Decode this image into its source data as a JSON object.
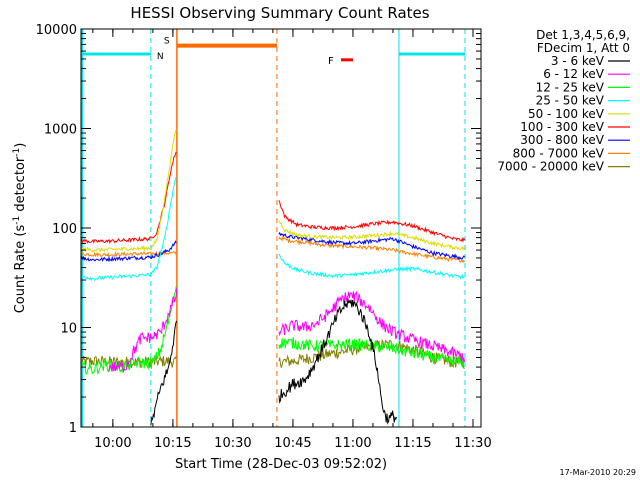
{
  "chart_data": {
    "type": "line",
    "title": "HESSI Observing Summary Count Rates",
    "xlabel": "Start Time (28-Dec-03 09:52:02)",
    "ylabel_main": "Count Rate (s",
    "ylabel_sup1": "-1",
    "ylabel_mid": " detector",
    "ylabel_sup2": "-1",
    "ylabel_end": ")",
    "y_scale": "log",
    "ylim": [
      1,
      10000
    ],
    "xlim": [
      "09:52:02",
      "11:32:00"
    ],
    "x_ticks": [
      "10:00",
      "10:15",
      "10:30",
      "10:45",
      "11:00",
      "11:15",
      "11:30"
    ],
    "y_ticks": [
      "1",
      "10",
      "100",
      "1000",
      "10000"
    ],
    "legend": {
      "placement": "right",
      "header_line1": "Det 1,3,4,5,6,9,",
      "header_line2": "FDecim 1, Att 0",
      "entries": [
        {
          "label": "3 - 6 keV",
          "color": "#000000"
        },
        {
          "label": "6 - 12 keV",
          "color": "#ff00ff"
        },
        {
          "label": "12 - 25 keV",
          "color": "#00ff00"
        },
        {
          "label": "25 - 50 keV",
          "color": "#00ffff"
        },
        {
          "label": "50 - 100 keV",
          "color": "#dddd00"
        },
        {
          "label": "100 - 300 keV",
          "color": "#ff0000"
        },
        {
          "label": "300 - 800 keV",
          "color": "#0000ff"
        },
        {
          "label": "800 - 7000 keV",
          "color": "#ff8000"
        },
        {
          "label": "7000 - 20000 keV",
          "color": "#808000"
        }
      ]
    },
    "flags": {
      "night_color": "#00e5e5",
      "saa_color": "#ff6a00",
      "flare_color": "#ff0000",
      "night_label": "N",
      "saa_label": "S",
      "flare_label": "F",
      "night_periods": [
        [
          "09:52:02",
          "10:09:30"
        ],
        [
          "11:11:30",
          "11:28:00"
        ]
      ],
      "saa_period": [
        "10:16:00",
        "10:41:00"
      ],
      "flare_bar": [
        "10:57:00",
        "11:00:00"
      ],
      "night_flag_level": 5600,
      "saa_flag_level": 6800,
      "flare_flag_level": 4900
    },
    "gap": [
      "10:16:00",
      "10:41:30"
    ],
    "series": [
      {
        "name": "3 - 6 keV",
        "color": "#000000",
        "points": [
          [
            "10:09:30",
            1
          ],
          [
            "10:10:30",
            1.5
          ],
          [
            "10:12:00",
            2.5
          ],
          [
            "10:14:00",
            4
          ],
          [
            "10:15:30",
            9
          ],
          [
            "10:16:00",
            12
          ],
          [
            "10:41:30",
            2
          ],
          [
            "10:45:00",
            2.7
          ],
          [
            "10:48:00",
            3
          ],
          [
            "10:50:00",
            4
          ],
          [
            "10:53:00",
            7
          ],
          [
            "10:56:00",
            13
          ],
          [
            "10:58:00",
            17
          ],
          [
            "11:00:00",
            18
          ],
          [
            "11:02:00",
            14
          ],
          [
            "11:04:00",
            9
          ],
          [
            "11:06:00",
            4
          ],
          [
            "11:07:00",
            2
          ],
          [
            "11:08:00",
            1.3
          ],
          [
            "11:09:00",
            1.2
          ],
          [
            "11:10:00",
            1.3
          ],
          [
            "11:11:00",
            1.2
          ]
        ]
      },
      {
        "name": "6 - 12 keV",
        "color": "#ff00ff",
        "points": [
          [
            "09:59:00",
            4
          ],
          [
            "10:01:00",
            4
          ],
          [
            "10:03:00",
            4
          ],
          [
            "10:07:00",
            7.8
          ],
          [
            "10:10:00",
            8
          ],
          [
            "10:12:00",
            9
          ],
          [
            "10:14:00",
            14
          ],
          [
            "10:16:00",
            22
          ],
          [
            "10:41:30",
            9
          ],
          [
            "10:45:00",
            10.5
          ],
          [
            "10:48:00",
            10
          ],
          [
            "10:51:00",
            11
          ],
          [
            "10:54:00",
            14
          ],
          [
            "10:57:00",
            19
          ],
          [
            "10:59:00",
            21
          ],
          [
            "11:01:00",
            20
          ],
          [
            "11:04:00",
            16
          ],
          [
            "11:07:00",
            11
          ],
          [
            "11:10:00",
            9
          ],
          [
            "11:15:00",
            7.5
          ],
          [
            "11:20:00",
            6.5
          ],
          [
            "11:25:00",
            5.5
          ],
          [
            "11:28:00",
            5
          ]
        ]
      },
      {
        "name": "12 - 25 keV",
        "color": "#00ff00",
        "points": [
          [
            "09:52:02",
            4
          ],
          [
            "09:55:00",
            3.8
          ],
          [
            "09:58:00",
            4.2
          ],
          [
            "10:02:00",
            4
          ],
          [
            "10:06:00",
            4.4
          ],
          [
            "10:10:00",
            4.4
          ],
          [
            "10:12:00",
            6
          ],
          [
            "10:14:00",
            12
          ],
          [
            "10:16:00",
            28
          ],
          [
            "10:41:30",
            7
          ],
          [
            "10:45:00",
            7
          ],
          [
            "10:50:00",
            6.5
          ],
          [
            "10:55:00",
            6.6
          ],
          [
            "11:00:00",
            6.8
          ],
          [
            "11:05:00",
            6.5
          ],
          [
            "11:10:00",
            6.2
          ],
          [
            "11:15:00",
            5.5
          ],
          [
            "11:20:00",
            5
          ],
          [
            "11:25:00",
            4.5
          ],
          [
            "11:28:00",
            4.5
          ]
        ]
      },
      {
        "name": "25 - 50 keV",
        "color": "#00ffff",
        "points": [
          [
            "09:52:02",
            33
          ],
          [
            "09:55:00",
            31
          ],
          [
            "10:00:00",
            32
          ],
          [
            "10:05:00",
            33
          ],
          [
            "10:09:30",
            34
          ],
          [
            "10:11:00",
            40
          ],
          [
            "10:13:00",
            80
          ],
          [
            "10:14:30",
            180
          ],
          [
            "10:15:30",
            300
          ],
          [
            "10:16:00",
            330
          ],
          [
            "10:41:30",
            55
          ],
          [
            "10:43:00",
            44
          ],
          [
            "10:46:00",
            38
          ],
          [
            "10:50:00",
            35
          ],
          [
            "10:55:00",
            33
          ],
          [
            "11:00:00",
            34
          ],
          [
            "11:05:00",
            36
          ],
          [
            "11:10:00",
            38
          ],
          [
            "11:15:00",
            39
          ],
          [
            "11:20:00",
            36
          ],
          [
            "11:25:00",
            33
          ],
          [
            "11:28:00",
            32
          ]
        ]
      },
      {
        "name": "50 - 100 keV",
        "color": "#dddd00",
        "points": [
          [
            "09:52:02",
            62
          ],
          [
            "09:55:00",
            60
          ],
          [
            "10:00:00",
            61
          ],
          [
            "10:05:00",
            62
          ],
          [
            "10:09:30",
            63
          ],
          [
            "10:11:00",
            75
          ],
          [
            "10:13:00",
            200
          ],
          [
            "10:14:30",
            500
          ],
          [
            "10:15:30",
            900
          ],
          [
            "10:16:00",
            1000
          ],
          [
            "10:41:30",
            120
          ],
          [
            "10:43:00",
            95
          ],
          [
            "10:46:00",
            85
          ],
          [
            "10:50:00",
            82
          ],
          [
            "10:55:00",
            80
          ],
          [
            "11:00:00",
            81
          ],
          [
            "11:05:00",
            84
          ],
          [
            "11:10:00",
            88
          ],
          [
            "11:15:00",
            80
          ],
          [
            "11:20:00",
            70
          ],
          [
            "11:25:00",
            64
          ],
          [
            "11:28:00",
            62
          ]
        ]
      },
      {
        "name": "100 - 300 keV",
        "color": "#ff0000",
        "points": [
          [
            "09:52:02",
            75
          ],
          [
            "09:55:00",
            73
          ],
          [
            "10:00:00",
            74
          ],
          [
            "10:05:00",
            76
          ],
          [
            "10:09:30",
            78
          ],
          [
            "10:11:00",
            90
          ],
          [
            "10:13:00",
            180
          ],
          [
            "10:14:30",
            380
          ],
          [
            "10:15:30",
            550
          ],
          [
            "10:16:00",
            600
          ],
          [
            "10:41:30",
            190
          ],
          [
            "10:43:00",
            130
          ],
          [
            "10:46:00",
            108
          ],
          [
            "10:50:00",
            102
          ],
          [
            "10:55:00",
            100
          ],
          [
            "11:00:00",
            103
          ],
          [
            "11:05:00",
            110
          ],
          [
            "11:10:00",
            115
          ],
          [
            "11:15:00",
            105
          ],
          [
            "11:20:00",
            90
          ],
          [
            "11:25:00",
            78
          ],
          [
            "11:28:00",
            75
          ]
        ]
      },
      {
        "name": "300 - 800 keV",
        "color": "#0000ff",
        "points": [
          [
            "09:52:02",
            50
          ],
          [
            "09:55:00",
            48
          ],
          [
            "10:00:00",
            49
          ],
          [
            "10:05:00",
            50
          ],
          [
            "10:09:30",
            51
          ],
          [
            "10:12:00",
            55
          ],
          [
            "10:14:00",
            60
          ],
          [
            "10:15:30",
            70
          ],
          [
            "10:16:00",
            72
          ],
          [
            "10:41:30",
            88
          ],
          [
            "10:44:00",
            82
          ],
          [
            "10:48:00",
            78
          ],
          [
            "10:52:00",
            74
          ],
          [
            "10:56:00",
            71
          ],
          [
            "11:00:00",
            70
          ],
          [
            "11:05:00",
            74
          ],
          [
            "11:10:00",
            78
          ],
          [
            "11:15:00",
            65
          ],
          [
            "11:20:00",
            56
          ],
          [
            "11:25:00",
            52
          ],
          [
            "11:28:00",
            50
          ]
        ]
      },
      {
        "name": "800 - 7000 keV",
        "color": "#ff8000",
        "points": [
          [
            "09:52:02",
            55
          ],
          [
            "09:55:00",
            54
          ],
          [
            "10:00:00",
            54
          ],
          [
            "10:05:00",
            55
          ],
          [
            "10:09:30",
            55
          ],
          [
            "10:13:00",
            56
          ],
          [
            "10:16:00",
            56
          ],
          [
            "10:41:30",
            80
          ],
          [
            "10:44:00",
            75
          ],
          [
            "10:48:00",
            72
          ],
          [
            "10:52:00",
            68
          ],
          [
            "10:56:00",
            66
          ],
          [
            "11:00:00",
            65
          ],
          [
            "11:05:00",
            63
          ],
          [
            "11:10:00",
            60
          ],
          [
            "11:15:00",
            55
          ],
          [
            "11:20:00",
            51
          ],
          [
            "11:25:00",
            48
          ],
          [
            "11:28:00",
            47
          ]
        ]
      },
      {
        "name": "7000 - 20000 keV",
        "color": "#808000",
        "points": [
          [
            "09:52:02",
            4.5
          ],
          [
            "09:55:00",
            4.6
          ],
          [
            "10:00:00",
            4.5
          ],
          [
            "10:05:00",
            4.5
          ],
          [
            "10:10:00",
            4.5
          ],
          [
            "10:13:00",
            4.6
          ],
          [
            "10:16:00",
            4.5
          ],
          [
            "10:41:30",
            4.5
          ],
          [
            "10:45:00",
            4.6
          ],
          [
            "10:50:00",
            5
          ],
          [
            "10:55:00",
            5.5
          ],
          [
            "11:00:00",
            6
          ],
          [
            "11:05:00",
            6.5
          ],
          [
            "11:10:00",
            6.8
          ],
          [
            "11:15:00",
            6
          ],
          [
            "11:20:00",
            5
          ],
          [
            "11:25:00",
            4.5
          ],
          [
            "11:28:00",
            4.4
          ]
        ]
      }
    ]
  },
  "footer": {
    "timestamp": "17-Mar-2010 20:29"
  }
}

=======

__What you are asked to do__.
Find and copy each line above that includes the string "name".

__Result__.
        "name": "3 - 6 keV",
        "name": "6 - 12 keV",
        "name": "12 - 25 keV",
        "name": "25 - 50 keV",
        "name": "50 - 100 keV",
        "name": "100 - 300 keV",
        "name": "300 - 800 keV",
        "name": "800 - 7000 keV",
        "name": "7000 - 20000 keV",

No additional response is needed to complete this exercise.